* [Work required] Copy out the listing in full, exactly as written, but not its pictures.
begin Supplied information
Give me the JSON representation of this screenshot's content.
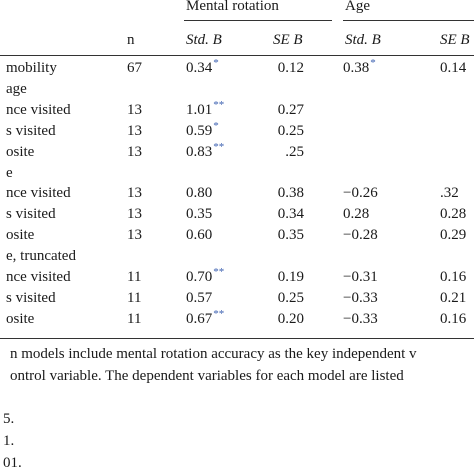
{
  "header": {
    "group1": "Mental rotation",
    "group2": "Age",
    "n_label": "n",
    "std_b_1": "Std. B",
    "se_b_1": "SE B",
    "std_b_2": "Std. B",
    "se_b_2": "SE B"
  },
  "rows": [
    {
      "label": "mobility",
      "n": "67",
      "b1": "0.34",
      "s1": "*",
      "se1": "0.12",
      "b2": "0.38",
      "s2": "*",
      "se2": "0.14"
    },
    {
      "label": "age",
      "n": "",
      "b1": "",
      "s1": "",
      "se1": "",
      "b2": "",
      "s2": "",
      "se2": ""
    },
    {
      "label": "nce visited",
      "n": "13",
      "b1": "1.01",
      "s1": "**",
      "se1": "0.27",
      "b2": "",
      "s2": "",
      "se2": ""
    },
    {
      "label": "s visited",
      "n": "13",
      "b1": "0.59",
      "s1": "*",
      "se1": "0.25",
      "b2": "",
      "s2": "",
      "se2": ""
    },
    {
      "label": "osite",
      "n": "13",
      "b1": "0.83",
      "s1": "**",
      "se1": ".25",
      "b2": "",
      "s2": "",
      "se2": ""
    },
    {
      "label": "e",
      "n": "",
      "b1": "",
      "s1": "",
      "se1": "",
      "b2": "",
      "s2": "",
      "se2": ""
    },
    {
      "label": "nce visited",
      "n": "13",
      "b1": "0.80",
      "s1": "",
      "se1": "0.38",
      "b2": "−0.26",
      "s2": "",
      "se2": ".32"
    },
    {
      "label": "s visited",
      "n": "13",
      "b1": "0.35",
      "s1": "",
      "se1": "0.34",
      "b2": "0.28",
      "s2": "",
      "se2": "0.28"
    },
    {
      "label": "osite",
      "n": "13",
      "b1": "0.60",
      "s1": "",
      "se1": "0.35",
      "b2": "−0.28",
      "s2": "",
      "se2": "0.29"
    },
    {
      "label": "e, truncated",
      "n": "",
      "b1": "",
      "s1": "",
      "se1": "",
      "b2": "",
      "s2": "",
      "se2": ""
    },
    {
      "label": "nce visited",
      "n": "11",
      "b1": "0.70",
      "s1": "**",
      "se1": "0.19",
      "b2": "−0.31",
      "s2": "",
      "se2": "0.16"
    },
    {
      "label": "s visited",
      "n": "11",
      "b1": "0.57",
      "s1": "",
      "se1": "0.25",
      "b2": "−0.33",
      "s2": "",
      "se2": "0.21"
    },
    {
      "label": "osite",
      "n": "11",
      "b1": "0.67",
      "s1": "**",
      "se1": "0.20",
      "b2": "−0.33",
      "s2": "",
      "se2": "0.16"
    }
  ],
  "footnotes": {
    "line1": "n models include mental rotation accuracy as the key independent v",
    "line2": "ontrol variable. The dependent variables for each model are listed",
    "sig1": "5.",
    "sig2": "1.",
    "sig3": "01."
  }
}
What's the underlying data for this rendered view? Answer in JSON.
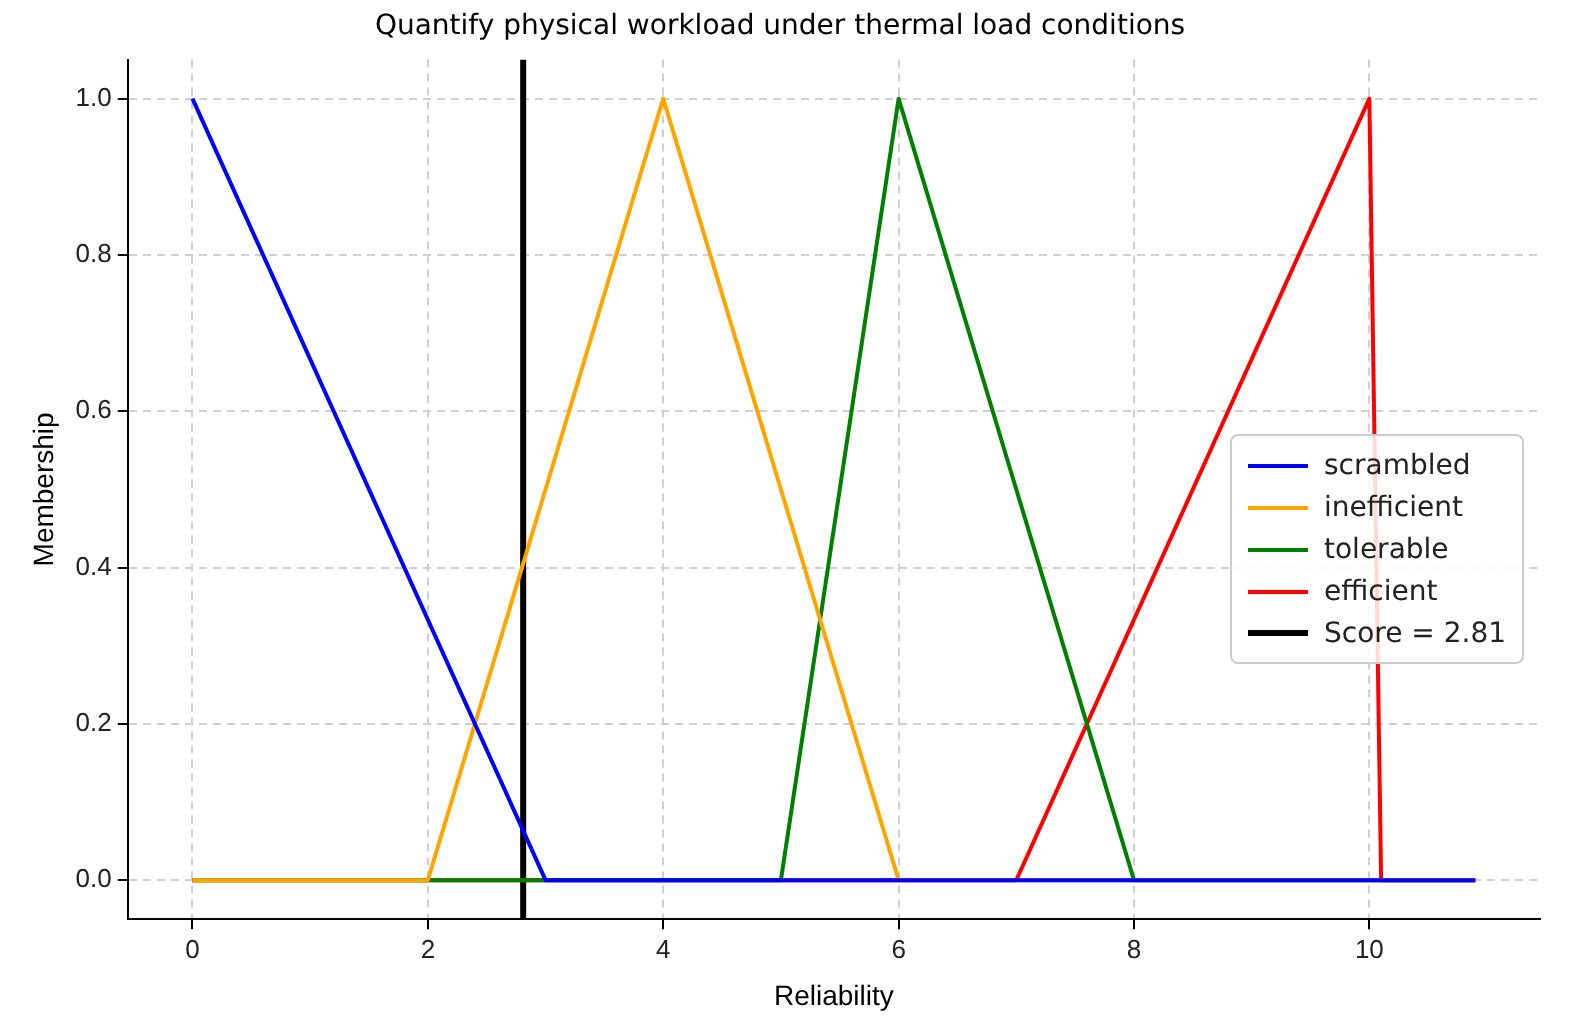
end Supplied information
* [Written response]
Give me the JSON representation of this screenshot's content.
{
  "header": {
    "group1": "Mental rotation",
    "group2": "Age",
    "n_label": "n",
    "std_b_1": "Std. B",
    "se_b_1": "SE B",
    "std_b_2": "Std. B",
    "se_b_2": "SE B"
  },
  "rows": [
    {
      "label": "mobility",
      "n": "67",
      "b1": "0.34",
      "s1": "*",
      "se1": "0.12",
      "b2": "0.38",
      "s2": "*",
      "se2": "0.14"
    },
    {
      "label": "age",
      "n": "",
      "b1": "",
      "s1": "",
      "se1": "",
      "b2": "",
      "s2": "",
      "se2": ""
    },
    {
      "label": "nce visited",
      "n": "13",
      "b1": "1.01",
      "s1": "**",
      "se1": "0.27",
      "b2": "",
      "s2": "",
      "se2": ""
    },
    {
      "label": "s visited",
      "n": "13",
      "b1": "0.59",
      "s1": "*",
      "se1": "0.25",
      "b2": "",
      "s2": "",
      "se2": ""
    },
    {
      "label": "osite",
      "n": "13",
      "b1": "0.83",
      "s1": "**",
      "se1": ".25",
      "b2": "",
      "s2": "",
      "se2": ""
    },
    {
      "label": "e",
      "n": "",
      "b1": "",
      "s1": "",
      "se1": "",
      "b2": "",
      "s2": "",
      "se2": ""
    },
    {
      "label": "nce visited",
      "n": "13",
      "b1": "0.80",
      "s1": "",
      "se1": "0.38",
      "b2": "−0.26",
      "s2": "",
      "se2": ".32"
    },
    {
      "label": "s visited",
      "n": "13",
      "b1": "0.35",
      "s1": "",
      "se1": "0.34",
      "b2": "0.28",
      "s2": "",
      "se2": "0.28"
    },
    {
      "label": "osite",
      "n": "13",
      "b1": "0.60",
      "s1": "",
      "se1": "0.35",
      "b2": "−0.28",
      "s2": "",
      "se2": "0.29"
    },
    {
      "label": "e, truncated",
      "n": "",
      "b1": "",
      "s1": "",
      "se1": "",
      "b2": "",
      "s2": "",
      "se2": ""
    },
    {
      "label": "nce visited",
      "n": "11",
      "b1": "0.70",
      "s1": "**",
      "se1": "0.19",
      "b2": "−0.31",
      "s2": "",
      "se2": "0.16"
    },
    {
      "label": "s visited",
      "n": "11",
      "b1": "0.57",
      "s1": "",
      "se1": "0.25",
      "b2": "−0.33",
      "s2": "",
      "se2": "0.21"
    },
    {
      "label": "osite",
      "n": "11",
      "b1": "0.67",
      "s1": "**",
      "se1": "0.20",
      "b2": "−0.33",
      "s2": "",
      "se2": "0.16"
    }
  ],
  "footnotes": {
    "line1": "n models include mental rotation accuracy as the key independent v",
    "line2": "ontrol variable. The dependent variables for each model are listed",
    "sig1": "5.",
    "sig2": "1.",
    "sig3": "01."
  }
}
What's the underlying data for this rendered view? Answer in JSON.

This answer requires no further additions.